Joy: Wendy and I took our first trip abroad
together in 1982 landing on the Greek Island of Kos, which is a short ferry
ride across the Aegean Sea from the Turkish Coast. So, of course, we were curious about a place
that looked so beautiful and which was still a source of heartbreak for many of
our Greek friends whose families had been uprooted during the Great Exchange of
1923. We took a ferry from Kos Town to
Bodrum, which was a sleepy place back then and felt that we had not only
crossed a physical border but a psychic one a well. We knew so little about
Turkey. I had spent years researching
the roots of the Judeo-Christian-Islamic traditions and much of the history lay
within Turkey’s borders, so I was eager to travel through Turkey and see the
sights such as the first Christian Church in Antakya and the Caves of the moon
god Sin Sanliurfa.
Wendy and I had
once talked about opening a guesthouse somewhere in Greece, but during the
nineties Greece was booming and real estate prices and rentals had risen. Wendy was now traveling regularly to Turkey
and had met a Turkish man in the village of Kalkan. Together they leased a pension while she
closed her business in the States with the goal of living in Turkey, she asked
Angie and me, whom I had yet to meet, to run it. The rest is chronicled in Anatolian Days & Nights.
*You
are very familiar with the poetry of Rumi, the 13th century Persian
poet and Sufi mystic. When did you become interested in Rumi, and what
are some of your favorite sources you would recommend to readers who want to
delve into his work?
Angie: I
remember waiting at the train station in San Juan Capistrano (yes, where the
swallows return each year) to pick up my then boyfriend, Norm. The Los Angeles
train was late, so I used the time to read my Lonely Planet guide about Turkey
in advance of my upcoming trip. “There are
whirling dervishes in Turkey,” I had said to Norm when he got off the train.
“Don’t you want to meet me there?” He was not
impressed or enthused. It was pretty much the end of our relationship and
the beginning of my love for Rumi's poetry. My favorite book
is still Coleman Barks’s Essential Rumi.
Joy: I
am founder of an online magazine whose tagline is: 'Connecting People, Places
and Ideas, Story by Story.' Rumi, in the
great tradition of mystics tells beautiful parables and stories, which is why,
I believe, he is so beloved. We are blessed to have the niece (Catherine
Schimmel) of one of the world’s greatest Islamic scholars, Annemarie Schimmel,
on our staff. Annemarie Schimmel was an
expert on Islam and the poetry of Cellaludin Rumi (or Mevlana, the Master, as
the Turks call him); and in fact her translations were source materials for
Coleman Barks’s translations. So, I
would recommend her book, Look This is
Love: Poems of Rumi (Shambala, 1996).

> Items:
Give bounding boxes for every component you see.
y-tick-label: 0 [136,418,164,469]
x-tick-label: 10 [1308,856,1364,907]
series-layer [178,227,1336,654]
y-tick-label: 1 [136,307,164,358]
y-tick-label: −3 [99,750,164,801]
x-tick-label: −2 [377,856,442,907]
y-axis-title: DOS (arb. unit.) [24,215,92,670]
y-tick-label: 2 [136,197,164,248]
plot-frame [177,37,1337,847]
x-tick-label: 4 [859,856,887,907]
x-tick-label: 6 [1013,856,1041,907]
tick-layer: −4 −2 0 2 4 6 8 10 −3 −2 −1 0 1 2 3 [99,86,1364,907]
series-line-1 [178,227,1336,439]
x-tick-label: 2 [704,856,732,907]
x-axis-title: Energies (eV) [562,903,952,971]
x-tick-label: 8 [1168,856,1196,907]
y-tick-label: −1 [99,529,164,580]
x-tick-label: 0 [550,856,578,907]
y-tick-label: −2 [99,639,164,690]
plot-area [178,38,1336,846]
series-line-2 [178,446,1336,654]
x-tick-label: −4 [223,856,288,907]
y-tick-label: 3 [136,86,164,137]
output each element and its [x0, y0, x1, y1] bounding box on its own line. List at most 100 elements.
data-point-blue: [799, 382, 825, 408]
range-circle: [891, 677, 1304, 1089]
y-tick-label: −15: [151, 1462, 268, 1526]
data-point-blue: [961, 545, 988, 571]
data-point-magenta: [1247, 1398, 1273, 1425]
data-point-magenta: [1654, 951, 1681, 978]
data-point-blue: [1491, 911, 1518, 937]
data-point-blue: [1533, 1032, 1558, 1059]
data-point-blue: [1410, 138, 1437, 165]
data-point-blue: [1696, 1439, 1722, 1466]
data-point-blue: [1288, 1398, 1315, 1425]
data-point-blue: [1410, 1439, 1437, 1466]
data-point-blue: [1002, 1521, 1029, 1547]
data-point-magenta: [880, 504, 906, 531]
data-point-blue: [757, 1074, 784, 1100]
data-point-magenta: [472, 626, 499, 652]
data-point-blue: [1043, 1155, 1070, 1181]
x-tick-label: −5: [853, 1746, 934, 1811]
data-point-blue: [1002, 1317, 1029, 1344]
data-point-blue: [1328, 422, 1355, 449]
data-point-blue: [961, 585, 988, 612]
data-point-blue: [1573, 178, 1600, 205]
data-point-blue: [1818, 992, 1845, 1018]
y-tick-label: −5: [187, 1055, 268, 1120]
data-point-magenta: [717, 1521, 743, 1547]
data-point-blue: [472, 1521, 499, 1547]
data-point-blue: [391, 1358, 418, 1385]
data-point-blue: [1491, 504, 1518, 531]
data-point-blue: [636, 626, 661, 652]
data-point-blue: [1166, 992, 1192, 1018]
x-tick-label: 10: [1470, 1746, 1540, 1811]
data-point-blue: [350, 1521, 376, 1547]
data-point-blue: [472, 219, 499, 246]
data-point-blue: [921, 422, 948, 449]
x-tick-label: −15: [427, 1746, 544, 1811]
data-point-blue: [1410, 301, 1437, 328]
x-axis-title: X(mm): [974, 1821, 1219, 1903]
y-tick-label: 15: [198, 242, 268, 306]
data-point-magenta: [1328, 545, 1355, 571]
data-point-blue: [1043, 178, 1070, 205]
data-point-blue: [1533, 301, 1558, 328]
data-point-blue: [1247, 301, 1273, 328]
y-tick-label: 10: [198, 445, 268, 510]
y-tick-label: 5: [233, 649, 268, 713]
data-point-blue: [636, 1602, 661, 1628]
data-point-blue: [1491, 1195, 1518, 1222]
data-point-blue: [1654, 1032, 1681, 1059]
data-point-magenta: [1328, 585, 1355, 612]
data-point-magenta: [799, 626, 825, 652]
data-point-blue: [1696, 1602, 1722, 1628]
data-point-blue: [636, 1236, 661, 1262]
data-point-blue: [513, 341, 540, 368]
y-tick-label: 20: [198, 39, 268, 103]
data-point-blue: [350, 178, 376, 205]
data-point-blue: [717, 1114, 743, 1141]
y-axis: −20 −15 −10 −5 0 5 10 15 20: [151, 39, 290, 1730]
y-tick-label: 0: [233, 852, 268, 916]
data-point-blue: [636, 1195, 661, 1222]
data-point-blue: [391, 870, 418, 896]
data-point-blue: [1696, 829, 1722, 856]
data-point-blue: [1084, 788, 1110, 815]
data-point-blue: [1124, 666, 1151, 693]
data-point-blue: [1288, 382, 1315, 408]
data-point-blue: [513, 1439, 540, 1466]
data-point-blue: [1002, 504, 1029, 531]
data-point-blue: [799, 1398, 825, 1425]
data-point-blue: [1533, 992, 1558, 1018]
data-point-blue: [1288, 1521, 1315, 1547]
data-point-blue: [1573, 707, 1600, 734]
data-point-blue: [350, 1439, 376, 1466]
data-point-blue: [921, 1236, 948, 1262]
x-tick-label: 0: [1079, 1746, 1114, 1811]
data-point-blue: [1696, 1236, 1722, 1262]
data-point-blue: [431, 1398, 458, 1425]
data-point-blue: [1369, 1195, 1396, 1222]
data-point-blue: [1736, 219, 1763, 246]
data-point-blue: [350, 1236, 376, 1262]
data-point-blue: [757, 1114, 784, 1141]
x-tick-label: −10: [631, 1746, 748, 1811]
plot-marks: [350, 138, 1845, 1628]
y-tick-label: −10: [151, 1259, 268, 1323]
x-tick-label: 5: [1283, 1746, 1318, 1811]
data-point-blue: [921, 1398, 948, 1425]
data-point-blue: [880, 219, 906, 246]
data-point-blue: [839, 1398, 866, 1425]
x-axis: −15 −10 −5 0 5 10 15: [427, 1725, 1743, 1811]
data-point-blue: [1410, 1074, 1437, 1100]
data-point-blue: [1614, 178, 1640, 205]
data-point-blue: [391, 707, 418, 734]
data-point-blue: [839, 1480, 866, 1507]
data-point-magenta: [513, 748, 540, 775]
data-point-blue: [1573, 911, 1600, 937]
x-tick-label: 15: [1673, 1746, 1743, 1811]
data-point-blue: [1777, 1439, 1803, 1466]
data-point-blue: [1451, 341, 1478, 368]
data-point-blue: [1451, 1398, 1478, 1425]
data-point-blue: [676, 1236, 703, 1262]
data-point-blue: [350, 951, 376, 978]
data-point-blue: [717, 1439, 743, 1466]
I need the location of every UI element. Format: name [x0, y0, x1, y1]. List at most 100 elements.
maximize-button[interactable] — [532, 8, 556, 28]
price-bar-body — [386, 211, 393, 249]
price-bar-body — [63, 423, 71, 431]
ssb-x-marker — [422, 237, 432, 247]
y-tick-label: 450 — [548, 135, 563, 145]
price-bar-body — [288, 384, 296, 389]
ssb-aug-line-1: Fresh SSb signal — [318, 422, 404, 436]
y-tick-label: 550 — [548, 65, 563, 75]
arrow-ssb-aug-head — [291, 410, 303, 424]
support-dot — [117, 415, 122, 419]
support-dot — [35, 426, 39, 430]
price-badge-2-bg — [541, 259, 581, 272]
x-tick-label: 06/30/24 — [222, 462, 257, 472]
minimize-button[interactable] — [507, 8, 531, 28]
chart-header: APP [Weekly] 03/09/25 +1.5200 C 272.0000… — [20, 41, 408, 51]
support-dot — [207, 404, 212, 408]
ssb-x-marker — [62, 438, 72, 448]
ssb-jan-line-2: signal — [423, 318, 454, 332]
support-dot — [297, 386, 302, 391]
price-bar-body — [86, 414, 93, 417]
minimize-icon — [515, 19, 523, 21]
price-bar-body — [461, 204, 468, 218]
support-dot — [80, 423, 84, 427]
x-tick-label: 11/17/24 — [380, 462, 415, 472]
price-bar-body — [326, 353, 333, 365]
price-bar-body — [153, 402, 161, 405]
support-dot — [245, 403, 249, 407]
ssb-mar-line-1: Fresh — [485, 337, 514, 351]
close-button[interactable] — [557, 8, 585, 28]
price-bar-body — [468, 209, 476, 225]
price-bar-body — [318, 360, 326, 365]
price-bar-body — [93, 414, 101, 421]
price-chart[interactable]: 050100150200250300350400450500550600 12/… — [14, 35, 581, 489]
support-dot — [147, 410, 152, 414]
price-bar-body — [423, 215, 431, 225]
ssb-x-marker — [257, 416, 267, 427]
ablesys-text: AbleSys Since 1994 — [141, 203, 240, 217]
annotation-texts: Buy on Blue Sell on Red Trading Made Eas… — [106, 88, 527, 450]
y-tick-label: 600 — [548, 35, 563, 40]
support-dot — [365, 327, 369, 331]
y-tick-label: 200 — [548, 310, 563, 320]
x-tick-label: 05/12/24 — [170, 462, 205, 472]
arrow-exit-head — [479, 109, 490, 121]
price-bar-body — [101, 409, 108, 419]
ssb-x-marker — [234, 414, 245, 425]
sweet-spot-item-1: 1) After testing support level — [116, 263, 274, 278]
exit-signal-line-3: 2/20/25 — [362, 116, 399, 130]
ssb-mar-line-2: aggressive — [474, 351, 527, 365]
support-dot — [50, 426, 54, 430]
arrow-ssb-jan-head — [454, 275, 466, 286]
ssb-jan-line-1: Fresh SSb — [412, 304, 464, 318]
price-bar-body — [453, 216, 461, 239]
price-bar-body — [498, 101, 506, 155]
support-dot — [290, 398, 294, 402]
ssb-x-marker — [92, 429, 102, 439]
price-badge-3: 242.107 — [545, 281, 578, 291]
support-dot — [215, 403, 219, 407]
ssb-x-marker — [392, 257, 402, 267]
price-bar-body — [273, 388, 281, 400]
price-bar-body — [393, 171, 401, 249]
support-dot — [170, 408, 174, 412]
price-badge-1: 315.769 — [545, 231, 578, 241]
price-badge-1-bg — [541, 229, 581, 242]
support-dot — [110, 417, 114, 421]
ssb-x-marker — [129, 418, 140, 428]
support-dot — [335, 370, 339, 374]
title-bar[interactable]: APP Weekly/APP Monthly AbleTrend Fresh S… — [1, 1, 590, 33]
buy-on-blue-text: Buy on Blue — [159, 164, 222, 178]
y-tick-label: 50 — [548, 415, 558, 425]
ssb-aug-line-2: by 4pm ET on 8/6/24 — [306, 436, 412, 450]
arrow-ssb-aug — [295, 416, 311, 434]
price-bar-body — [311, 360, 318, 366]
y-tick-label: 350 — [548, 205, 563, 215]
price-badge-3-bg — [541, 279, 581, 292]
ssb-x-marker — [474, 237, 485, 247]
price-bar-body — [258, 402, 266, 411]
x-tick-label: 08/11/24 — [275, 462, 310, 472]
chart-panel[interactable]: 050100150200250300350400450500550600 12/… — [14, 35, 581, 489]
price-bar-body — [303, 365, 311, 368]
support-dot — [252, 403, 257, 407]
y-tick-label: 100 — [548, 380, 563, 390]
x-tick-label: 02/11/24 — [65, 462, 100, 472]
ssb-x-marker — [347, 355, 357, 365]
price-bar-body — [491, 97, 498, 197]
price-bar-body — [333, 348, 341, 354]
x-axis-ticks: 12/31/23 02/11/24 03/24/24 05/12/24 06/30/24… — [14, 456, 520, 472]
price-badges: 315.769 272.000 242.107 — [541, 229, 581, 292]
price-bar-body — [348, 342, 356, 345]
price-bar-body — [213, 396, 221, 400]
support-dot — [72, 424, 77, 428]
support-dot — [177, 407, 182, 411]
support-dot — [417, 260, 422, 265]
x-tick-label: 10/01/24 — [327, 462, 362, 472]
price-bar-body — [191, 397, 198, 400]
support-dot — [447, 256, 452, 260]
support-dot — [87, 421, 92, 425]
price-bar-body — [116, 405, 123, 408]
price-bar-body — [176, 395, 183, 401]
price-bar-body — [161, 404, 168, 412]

> Work to complete:
1. Pull out the stretch of the interview from "Wendy and I had" through "Days & Nights.", word for word.
2. Rewrite the records from the start through the line containing "x-tick-label: 8 [1168,856,1196,907]", replacing "plot-frame" with "chart-border" and leaving everything else as is. Give only those lines.

> Answers for this exercise:
1.
Wendy and I had
once talked about opening a guesthouse somewhere in Greece, but during the
nineties Greece was booming and real estate prices and rentals had risen. Wendy was now traveling regularly to Turkey
and had met a Turkish man in the village of Kalkan. Together they leased a pension while she
closed her business in the States with the goal of living in Turkey, she asked
Angie and me, whom I had yet to meet, to run it. The rest is chronicled in Anatolian Days & Nights.

2.
Give bounding boxes for every component you see.
y-tick-label: 0 [136,418,164,469]
x-tick-label: 10 [1308,856,1364,907]
series-layer [178,227,1336,654]
y-tick-label: 1 [136,307,164,358]
y-tick-label: −3 [99,750,164,801]
x-tick-label: −2 [377,856,442,907]
y-axis-title: DOS (arb. unit.) [24,215,92,670]
y-tick-label: 2 [136,197,164,248]
chart-border [177,37,1337,847]
x-tick-label: 4 [859,856,887,907]
x-tick-label: 6 [1013,856,1041,907]
tick-layer: −4 −2 0 2 4 6 8 10 −3 −2 −1 0 1 2 3 [99,86,1364,907]
series-line-1 [178,227,1336,439]
x-tick-label: 2 [704,856,732,907]
x-axis-title: Energies (eV) [562,903,952,971]
x-tick-label: 8 [1168,856,1196,907]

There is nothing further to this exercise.